> Work to be completed:
Are you able to quote each entry exactly as written?

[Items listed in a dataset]
__________________________________________________
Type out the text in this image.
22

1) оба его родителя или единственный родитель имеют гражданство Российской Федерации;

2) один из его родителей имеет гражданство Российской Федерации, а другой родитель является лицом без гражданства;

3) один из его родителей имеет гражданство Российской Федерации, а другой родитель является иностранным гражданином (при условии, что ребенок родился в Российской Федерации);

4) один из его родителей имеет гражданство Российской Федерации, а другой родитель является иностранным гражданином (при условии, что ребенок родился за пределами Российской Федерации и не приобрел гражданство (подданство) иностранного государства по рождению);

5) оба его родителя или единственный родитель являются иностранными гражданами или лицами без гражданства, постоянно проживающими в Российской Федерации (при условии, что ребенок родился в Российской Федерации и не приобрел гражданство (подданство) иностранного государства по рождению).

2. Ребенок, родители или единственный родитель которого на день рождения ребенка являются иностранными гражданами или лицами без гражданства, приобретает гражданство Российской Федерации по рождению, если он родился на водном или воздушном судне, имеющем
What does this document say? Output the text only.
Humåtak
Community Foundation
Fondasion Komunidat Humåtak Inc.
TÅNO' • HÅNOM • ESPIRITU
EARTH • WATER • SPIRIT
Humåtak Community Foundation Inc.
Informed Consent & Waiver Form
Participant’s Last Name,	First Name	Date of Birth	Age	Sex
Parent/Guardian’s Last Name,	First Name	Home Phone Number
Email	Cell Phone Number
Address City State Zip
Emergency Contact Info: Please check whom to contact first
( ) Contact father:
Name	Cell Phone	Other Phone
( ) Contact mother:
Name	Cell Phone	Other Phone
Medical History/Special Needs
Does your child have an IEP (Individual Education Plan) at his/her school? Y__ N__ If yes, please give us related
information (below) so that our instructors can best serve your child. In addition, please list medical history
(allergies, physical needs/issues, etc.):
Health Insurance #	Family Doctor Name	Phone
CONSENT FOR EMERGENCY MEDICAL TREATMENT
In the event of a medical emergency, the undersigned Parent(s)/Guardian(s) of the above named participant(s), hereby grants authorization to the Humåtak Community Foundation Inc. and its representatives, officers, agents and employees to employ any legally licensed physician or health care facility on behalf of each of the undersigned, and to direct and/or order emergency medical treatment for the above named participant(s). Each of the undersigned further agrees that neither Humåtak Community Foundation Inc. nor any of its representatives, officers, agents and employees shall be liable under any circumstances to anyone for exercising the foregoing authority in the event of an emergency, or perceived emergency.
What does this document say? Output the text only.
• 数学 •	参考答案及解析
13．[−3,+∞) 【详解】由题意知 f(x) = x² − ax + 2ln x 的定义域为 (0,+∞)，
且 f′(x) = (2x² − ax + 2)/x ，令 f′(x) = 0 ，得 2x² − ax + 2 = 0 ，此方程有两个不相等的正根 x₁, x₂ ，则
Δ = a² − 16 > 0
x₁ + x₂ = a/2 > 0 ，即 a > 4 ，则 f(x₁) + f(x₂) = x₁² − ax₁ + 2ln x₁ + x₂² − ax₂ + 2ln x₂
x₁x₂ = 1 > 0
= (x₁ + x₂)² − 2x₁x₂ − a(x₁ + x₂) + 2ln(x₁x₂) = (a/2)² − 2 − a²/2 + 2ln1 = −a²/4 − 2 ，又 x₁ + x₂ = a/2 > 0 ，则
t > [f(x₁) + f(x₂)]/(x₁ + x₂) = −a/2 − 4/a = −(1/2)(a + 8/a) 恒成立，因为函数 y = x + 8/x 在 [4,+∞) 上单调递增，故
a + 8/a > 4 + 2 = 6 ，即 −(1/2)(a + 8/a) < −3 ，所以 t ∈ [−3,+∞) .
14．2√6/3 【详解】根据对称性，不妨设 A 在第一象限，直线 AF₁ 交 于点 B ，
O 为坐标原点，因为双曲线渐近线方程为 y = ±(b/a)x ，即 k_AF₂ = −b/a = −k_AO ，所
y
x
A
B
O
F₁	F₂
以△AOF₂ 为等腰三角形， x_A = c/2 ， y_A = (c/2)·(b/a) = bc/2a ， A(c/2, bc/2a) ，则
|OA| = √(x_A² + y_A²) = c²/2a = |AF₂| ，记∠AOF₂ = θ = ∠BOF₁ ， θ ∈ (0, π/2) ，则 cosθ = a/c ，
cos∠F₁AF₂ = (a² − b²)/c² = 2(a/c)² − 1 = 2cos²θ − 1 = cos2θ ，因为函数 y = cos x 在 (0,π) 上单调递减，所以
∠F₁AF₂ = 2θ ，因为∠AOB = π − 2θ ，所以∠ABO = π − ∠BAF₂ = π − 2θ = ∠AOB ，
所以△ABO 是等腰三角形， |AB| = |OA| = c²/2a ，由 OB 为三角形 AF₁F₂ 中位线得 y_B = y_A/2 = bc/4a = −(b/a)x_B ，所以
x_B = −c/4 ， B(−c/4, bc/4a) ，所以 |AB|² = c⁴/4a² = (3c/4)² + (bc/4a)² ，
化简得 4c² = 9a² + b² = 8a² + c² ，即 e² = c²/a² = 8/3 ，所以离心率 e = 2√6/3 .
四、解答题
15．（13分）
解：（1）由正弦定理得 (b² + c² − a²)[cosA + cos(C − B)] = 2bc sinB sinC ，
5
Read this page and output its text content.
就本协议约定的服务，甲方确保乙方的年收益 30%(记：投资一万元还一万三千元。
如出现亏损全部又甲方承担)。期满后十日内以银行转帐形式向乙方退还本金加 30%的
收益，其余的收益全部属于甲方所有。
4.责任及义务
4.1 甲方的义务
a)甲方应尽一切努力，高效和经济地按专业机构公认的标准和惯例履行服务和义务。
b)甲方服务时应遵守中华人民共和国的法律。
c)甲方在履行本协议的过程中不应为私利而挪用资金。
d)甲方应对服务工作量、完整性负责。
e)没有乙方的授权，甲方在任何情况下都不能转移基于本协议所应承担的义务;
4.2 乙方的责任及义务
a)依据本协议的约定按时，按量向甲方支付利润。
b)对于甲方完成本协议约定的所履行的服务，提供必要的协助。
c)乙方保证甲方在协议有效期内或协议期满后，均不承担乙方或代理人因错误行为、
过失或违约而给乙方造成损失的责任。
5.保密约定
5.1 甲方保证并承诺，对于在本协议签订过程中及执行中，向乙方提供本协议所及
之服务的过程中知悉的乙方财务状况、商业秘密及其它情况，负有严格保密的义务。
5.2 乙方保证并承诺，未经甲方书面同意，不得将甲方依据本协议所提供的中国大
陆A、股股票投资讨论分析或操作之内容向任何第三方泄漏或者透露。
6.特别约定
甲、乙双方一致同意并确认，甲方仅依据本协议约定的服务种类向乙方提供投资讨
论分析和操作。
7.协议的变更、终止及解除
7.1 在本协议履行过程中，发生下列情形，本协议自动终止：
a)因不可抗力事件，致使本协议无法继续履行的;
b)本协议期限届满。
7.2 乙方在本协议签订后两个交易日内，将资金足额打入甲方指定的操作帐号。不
__________________________________________________
> Solution:
Type out the text in this image.
22

1) оба его родителя или единственный родитель имеют гражданство Российской Федерации;

2) один из его родителей имеет гражданство Российской Федерации, а другой родитель является лицом без гражданства;

3) один из его родителей имеет гражданство Российской Федерации, а другой родитель является иностранным гражданином (при условии, что ребенок родился в Российской Федерации);

4) один из его родителей имеет гражданство Российской Федерации, а другой родитель является иностранным гражданином (при условии, что ребенок родился за пределами Российской Федерации и не приобрел гражданство (подданство) иностранного государства по рождению);

5) оба его родителя или единственный родитель являются иностранными гражданами или лицами без гражданства, постоянно проживающими в Российской Федерации (при условии, что ребенок родился в Российской Федерации и не приобрел гражданство (подданство) иностранного государства по рождению).

2. Ребенок, родители или единственный родитель которого на день рождения ребенка являются иностранными гражданами или лицами без гражданства, приобретает гражданство Российской Федерации по рождению, если он родился на водном или воздушном судне, имеющем
What does this document say? Output the text only.
Humåtak
Community Foundation
Fondasion Komunidat Humåtak Inc.
TÅNO' • HÅNOM • ESPIRITU
EARTH • WATER • SPIRIT
Humåtak Community Foundation Inc.
Informed Consent & Waiver Form
Participant’s Last Name,	First Name	Date of Birth	Age	Sex
Parent/Guardian’s Last Name,	First Name	Home Phone Number
Email	Cell Phone Number
Address City State Zip
Emergency Contact Info: Please check whom to contact first
( ) Contact father:
Name	Cell Phone	Other Phone
( ) Contact mother:
Name	Cell Phone	Other Phone
Medical History/Special Needs
Does your child have an IEP (Individual Education Plan) at his/her school? Y__ N__ If yes, please give us related
information (below) so that our instructors can best serve your child. In addition, please list medical history
(allergies, physical needs/issues, etc.):
Health Insurance #	Family Doctor Name	Phone
CONSENT FOR EMERGENCY MEDICAL TREATMENT
In the event of a medical emergency, the undersigned Parent(s)/Guardian(s) of the above named participant(s), hereby grants authorization to the Humåtak Community Foundation Inc. and its representatives, officers, agents and employees to employ any legally licensed physician or health care facility on behalf of each of the undersigned, and to direct and/or order emergency medical treatment for the above named participant(s). Each of the undersigned further agrees that neither Humåtak Community Foundation Inc. nor any of its representatives, officers, agents and employees shall be liable under any circumstances to anyone for exercising the foregoing authority in the event of an emergency, or perceived emergency.
What does this document say? Output the text only.
• 数学 •	参考答案及解析
13．[−3,+∞) 【详解】由题意知 f(x) = x² − ax + 2ln x 的定义域为 (0,+∞)，
且 f′(x) = (2x² − ax + 2)/x ，令 f′(x) = 0 ，得 2x² − ax + 2 = 0 ，此方程有两个不相等的正根 x₁, x₂ ，则
Δ = a² − 16 > 0
x₁ + x₂ = a/2 > 0 ，即 a > 4 ，则 f(x₁) + f(x₂) = x₁² − ax₁ + 2ln x₁ + x₂² − ax₂ + 2ln x₂
x₁x₂ = 1 > 0
= (x₁ + x₂)² − 2x₁x₂ − a(x₁ + x₂) + 2ln(x₁x₂) = (a/2)² − 2 − a²/2 + 2ln1 = −a²/4 − 2 ，又 x₁ + x₂ = a/2 > 0 ，则
t > [f(x₁) + f(x₂)]/(x₁ + x₂) = −a/2 − 4/a = −(1/2)(a + 8/a) 恒成立，因为函数 y = x + 8/x 在 [4,+∞) 上单调递增，故
a + 8/a > 4 + 2 = 6 ，即 −(1/2)(a + 8/a) < −3 ，所以 t ∈ [−3,+∞) .
14．2√6/3 【详解】根据对称性，不妨设 A 在第一象限，直线 AF₁ 交 于点 B ，
O 为坐标原点，因为双曲线渐近线方程为 y = ±(b/a)x ，即 k_AF₂ = −b/a = −k_AO ，所
y
x
A
B
O
F₁	F₂
以△AOF₂ 为等腰三角形， x_A = c/2 ， y_A = (c/2)·(b/a) = bc/2a ， A(c/2, bc/2a) ，则
|OA| = √(x_A² + y_A²) = c²/2a = |AF₂| ，记∠AOF₂ = θ = ∠BOF₁ ， θ ∈ (0, π/2) ，则 cosθ = a/c ，
cos∠F₁AF₂ = (a² − b²)/c² = 2(a/c)² − 1 = 2cos²θ − 1 = cos2θ ，因为函数 y = cos x 在 (0,π) 上单调递减，所以
∠F₁AF₂ = 2θ ，因为∠AOB = π − 2θ ，所以∠ABO = π − ∠BAF₂ = π − 2θ = ∠AOB ，
所以△ABO 是等腰三角形， |AB| = |OA| = c²/2a ，由 OB 为三角形 AF₁F₂ 中位线得 y_B = y_A/2 = bc/4a = −(b/a)x_B ，所以
x_B = −c/4 ， B(−c/4, bc/4a) ，所以 |AB|² = c⁴/4a² = (3c/4)² + (bc/4a)² ，
化简得 4c² = 9a² + b² = 8a² + c² ，即 e² = c²/a² = 8/3 ，所以离心率 e = 2√6/3 .
四、解答题
15．（13分）
解：（1）由正弦定理得 (b² + c² − a²)[cosA + cos(C − B)] = 2bc sinB sinC ，
5
Read this page and output its text content.
就本协议约定的服务，甲方确保乙方的年收益 30%(记：投资一万元还一万三千元。
如出现亏损全部又甲方承担)。期满后十日内以银行转帐形式向乙方退还本金加 30%的
收益，其余的收益全部属于甲方所有。
4.责任及义务
4.1 甲方的义务
a)甲方应尽一切努力，高效和经济地按专业机构公认的标准和惯例履行服务和义务。
b)甲方服务时应遵守中华人民共和国的法律。
c)甲方在履行本协议的过程中不应为私利而挪用资金。
d)甲方应对服务工作量、完整性负责。
e)没有乙方的授权，甲方在任何情况下都不能转移基于本协议所应承担的义务;
4.2 乙方的责任及义务
a)依据本协议的约定按时，按量向甲方支付利润。
b)对于甲方完成本协议约定的所履行的服务，提供必要的协助。
c)乙方保证甲方在协议有效期内或协议期满后，均不承担乙方或代理人因错误行为、
过失或违约而给乙方造成损失的责任。
5.保密约定
5.1 甲方保证并承诺，对于在本协议签订过程中及执行中，向乙方提供本协议所及
之服务的过程中知悉的乙方财务状况、商业秘密及其它情况，负有严格保密的义务。
5.2 乙方保证并承诺，未经甲方书面同意，不得将甲方依据本协议所提供的中国大
陆A、股股票投资讨论分析或操作之内容向任何第三方泄漏或者透露。
6.特别约定
甲、乙双方一致同意并确认，甲方仅依据本协议约定的服务种类向乙方提供投资讨
论分析和操作。
7.协议的变更、终止及解除
7.1 在本协议履行过程中，发生下列情形，本协议自动终止：
a)因不可抗力事件，致使本协议无法继续履行的;
b)本协议期限届满。
7.2 乙方在本协议签订后两个交易日内，将资金足额打入甲方指定的操作帐号。不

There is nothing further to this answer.